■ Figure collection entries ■
----------

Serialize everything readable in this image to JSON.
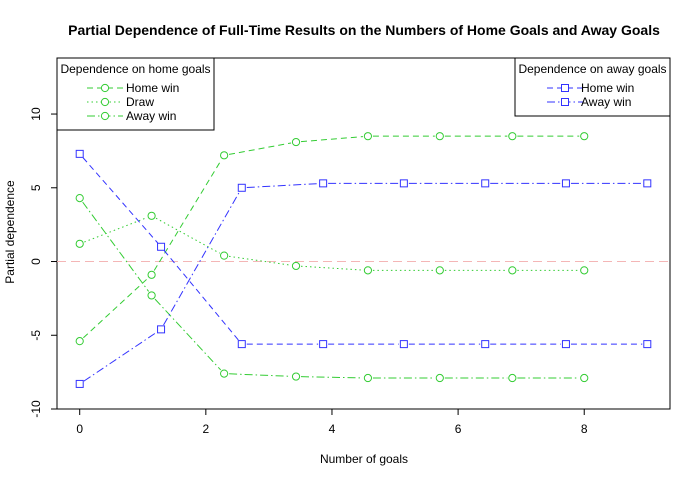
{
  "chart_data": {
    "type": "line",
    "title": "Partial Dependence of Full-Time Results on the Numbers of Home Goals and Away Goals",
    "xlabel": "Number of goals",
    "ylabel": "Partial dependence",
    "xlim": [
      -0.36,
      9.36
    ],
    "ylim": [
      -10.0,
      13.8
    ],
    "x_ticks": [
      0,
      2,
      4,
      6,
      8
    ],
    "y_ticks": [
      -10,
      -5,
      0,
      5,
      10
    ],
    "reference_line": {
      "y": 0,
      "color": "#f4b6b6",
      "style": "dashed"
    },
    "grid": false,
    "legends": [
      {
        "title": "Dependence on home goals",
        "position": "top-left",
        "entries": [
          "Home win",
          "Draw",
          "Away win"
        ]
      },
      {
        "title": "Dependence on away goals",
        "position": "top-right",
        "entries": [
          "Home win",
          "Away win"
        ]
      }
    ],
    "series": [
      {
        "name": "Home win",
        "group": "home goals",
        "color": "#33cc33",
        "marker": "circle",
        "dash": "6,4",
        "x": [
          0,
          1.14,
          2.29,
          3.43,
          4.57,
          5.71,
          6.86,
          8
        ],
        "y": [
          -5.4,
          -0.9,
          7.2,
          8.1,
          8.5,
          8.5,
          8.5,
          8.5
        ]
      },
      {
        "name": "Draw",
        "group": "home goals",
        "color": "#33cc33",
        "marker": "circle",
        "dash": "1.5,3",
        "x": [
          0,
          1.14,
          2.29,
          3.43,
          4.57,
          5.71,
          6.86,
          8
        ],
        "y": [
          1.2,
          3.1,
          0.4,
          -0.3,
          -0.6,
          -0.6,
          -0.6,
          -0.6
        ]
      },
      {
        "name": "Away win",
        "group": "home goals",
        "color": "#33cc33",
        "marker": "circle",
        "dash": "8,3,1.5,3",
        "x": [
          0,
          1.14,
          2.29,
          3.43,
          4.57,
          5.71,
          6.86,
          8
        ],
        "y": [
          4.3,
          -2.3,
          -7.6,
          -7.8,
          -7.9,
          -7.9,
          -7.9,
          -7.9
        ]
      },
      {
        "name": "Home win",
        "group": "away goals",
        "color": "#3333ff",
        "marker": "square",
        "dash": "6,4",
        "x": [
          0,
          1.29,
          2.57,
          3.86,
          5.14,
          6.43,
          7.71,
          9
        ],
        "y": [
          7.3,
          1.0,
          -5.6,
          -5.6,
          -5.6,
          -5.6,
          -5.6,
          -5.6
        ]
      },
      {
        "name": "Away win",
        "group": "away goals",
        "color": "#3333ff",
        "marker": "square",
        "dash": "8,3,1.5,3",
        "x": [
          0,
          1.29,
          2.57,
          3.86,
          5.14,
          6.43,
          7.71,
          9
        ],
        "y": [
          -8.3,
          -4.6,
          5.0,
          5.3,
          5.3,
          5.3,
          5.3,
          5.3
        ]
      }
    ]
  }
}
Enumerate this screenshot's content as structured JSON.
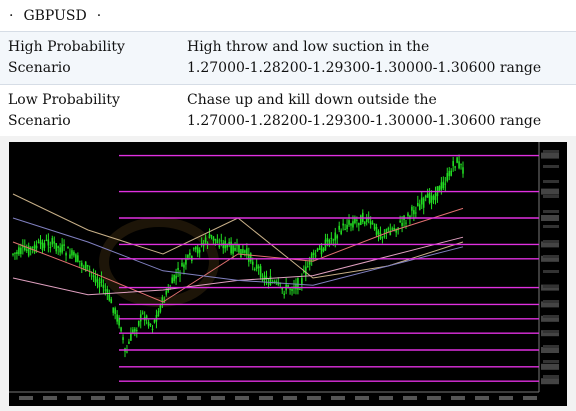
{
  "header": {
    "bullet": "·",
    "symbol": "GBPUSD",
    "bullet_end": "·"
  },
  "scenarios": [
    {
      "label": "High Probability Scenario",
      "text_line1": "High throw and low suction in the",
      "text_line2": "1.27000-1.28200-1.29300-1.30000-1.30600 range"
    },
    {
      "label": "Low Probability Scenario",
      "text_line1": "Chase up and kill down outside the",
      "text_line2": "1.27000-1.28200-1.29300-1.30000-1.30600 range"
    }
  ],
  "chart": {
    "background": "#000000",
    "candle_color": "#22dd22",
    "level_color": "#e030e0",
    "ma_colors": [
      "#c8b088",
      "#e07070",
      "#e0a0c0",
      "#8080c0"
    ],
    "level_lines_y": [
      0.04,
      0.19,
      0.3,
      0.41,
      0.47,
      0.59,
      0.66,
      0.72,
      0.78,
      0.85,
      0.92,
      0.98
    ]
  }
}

----------

■ Directive ■
Without the pictures, output the full listing exactly as it stands.

■ Response to the exercise ■
Serialize everything readable in this image to JSON.
{
  "chart_data": {
    "type": "line",
    "title": "Partial Dependence of Full-Time Results on the Numbers of Home Goals and Away Goals",
    "xlabel": "Number of goals",
    "ylabel": "Partial dependence",
    "xlim": [
      -0.36,
      9.36
    ],
    "ylim": [
      -10.0,
      13.8
    ],
    "x_ticks": [
      0,
      2,
      4,
      6,
      8
    ],
    "y_ticks": [
      -10,
      -5,
      0,
      5,
      10
    ],
    "reference_line": {
      "y": 0,
      "color": "#f4b6b6",
      "style": "dashed"
    },
    "grid": false,
    "legends": [
      {
        "title": "Dependence on home goals",
        "position": "top-left",
        "entries": [
          "Home win",
          "Draw",
          "Away win"
        ]
      },
      {
        "title": "Dependence on away goals",
        "position": "top-right",
        "entries": [
          "Home win",
          "Away win"
        ]
      }
    ],
    "series": [
      {
        "name": "Home win",
        "group": "home goals",
        "color": "#33cc33",
        "marker": "circle",
        "dash": "6,4",
        "x": [
          0,
          1.14,
          2.29,
          3.43,
          4.57,
          5.71,
          6.86,
          8
        ],
        "y": [
          -5.4,
          -0.9,
          7.2,
          8.1,
          8.5,
          8.5,
          8.5,
          8.5
        ]
      },
      {
        "name": "Draw",
        "group": "home goals",
        "color": "#33cc33",
        "marker": "circle",
        "dash": "1.5,3",
        "x": [
          0,
          1.14,
          2.29,
          3.43,
          4.57,
          5.71,
          6.86,
          8
        ],
        "y": [
          1.2,
          3.1,
          0.4,
          -0.3,
          -0.6,
          -0.6,
          -0.6,
          -0.6
        ]
      },
      {
        "name": "Away win",
        "group": "home goals",
        "color": "#33cc33",
        "marker": "circle",
        "dash": "8,3,1.5,3",
        "x": [
          0,
          1.14,
          2.29,
          3.43,
          4.57,
          5.71,
          6.86,
          8
        ],
        "y": [
          4.3,
          -2.3,
          -7.6,
          -7.8,
          -7.9,
          -7.9,
          -7.9,
          -7.9
        ]
      },
      {
        "name": "Home win",
        "group": "away goals",
        "color": "#3333ff",
        "marker": "square",
        "dash": "6,4",
        "x": [
          0,
          1.29,
          2.57,
          3.86,
          5.14,
          6.43,
          7.71,
          9
        ],
        "y": [
          7.3,
          1.0,
          -5.6,
          -5.6,
          -5.6,
          -5.6,
          -5.6,
          -5.6
        ]
      },
      {
        "name": "Away win",
        "group": "away goals",
        "color": "#3333ff",
        "marker": "square",
        "dash": "8,3,1.5,3",
        "x": [
          0,
          1.29,
          2.57,
          3.86,
          5.14,
          6.43,
          7.71,
          9
        ],
        "y": [
          -8.3,
          -4.6,
          5.0,
          5.3,
          5.3,
          5.3,
          5.3,
          5.3
        ]
      }
    ]
  }
}
Enumerate this screenshot's content as structured JSON.
{
  "header": {
    "bullet": "·",
    "symbol": "GBPUSD",
    "bullet_end": "·"
  },
  "scenarios": [
    {
      "label": "High Probability Scenario",
      "text_line1": "High throw and low suction in the",
      "text_line2": "1.27000-1.28200-1.29300-1.30000-1.30600 range"
    },
    {
      "label": "Low Probability Scenario",
      "text_line1": "Chase up and kill down outside the",
      "text_line2": "1.27000-1.28200-1.29300-1.30000-1.30600 range"
    }
  ],
  "chart": {
    "background": "#000000",
    "candle_color": "#22dd22",
    "level_color": "#e030e0",
    "ma_colors": [
      "#c8b088",
      "#e07070",
      "#e0a0c0",
      "#8080c0"
    ],
    "level_lines_y": [
      0.04,
      0.19,
      0.3,
      0.41,
      0.47,
      0.59,
      0.66,
      0.72,
      0.78,
      0.85,
      0.92,
      0.98
    ]
  }
}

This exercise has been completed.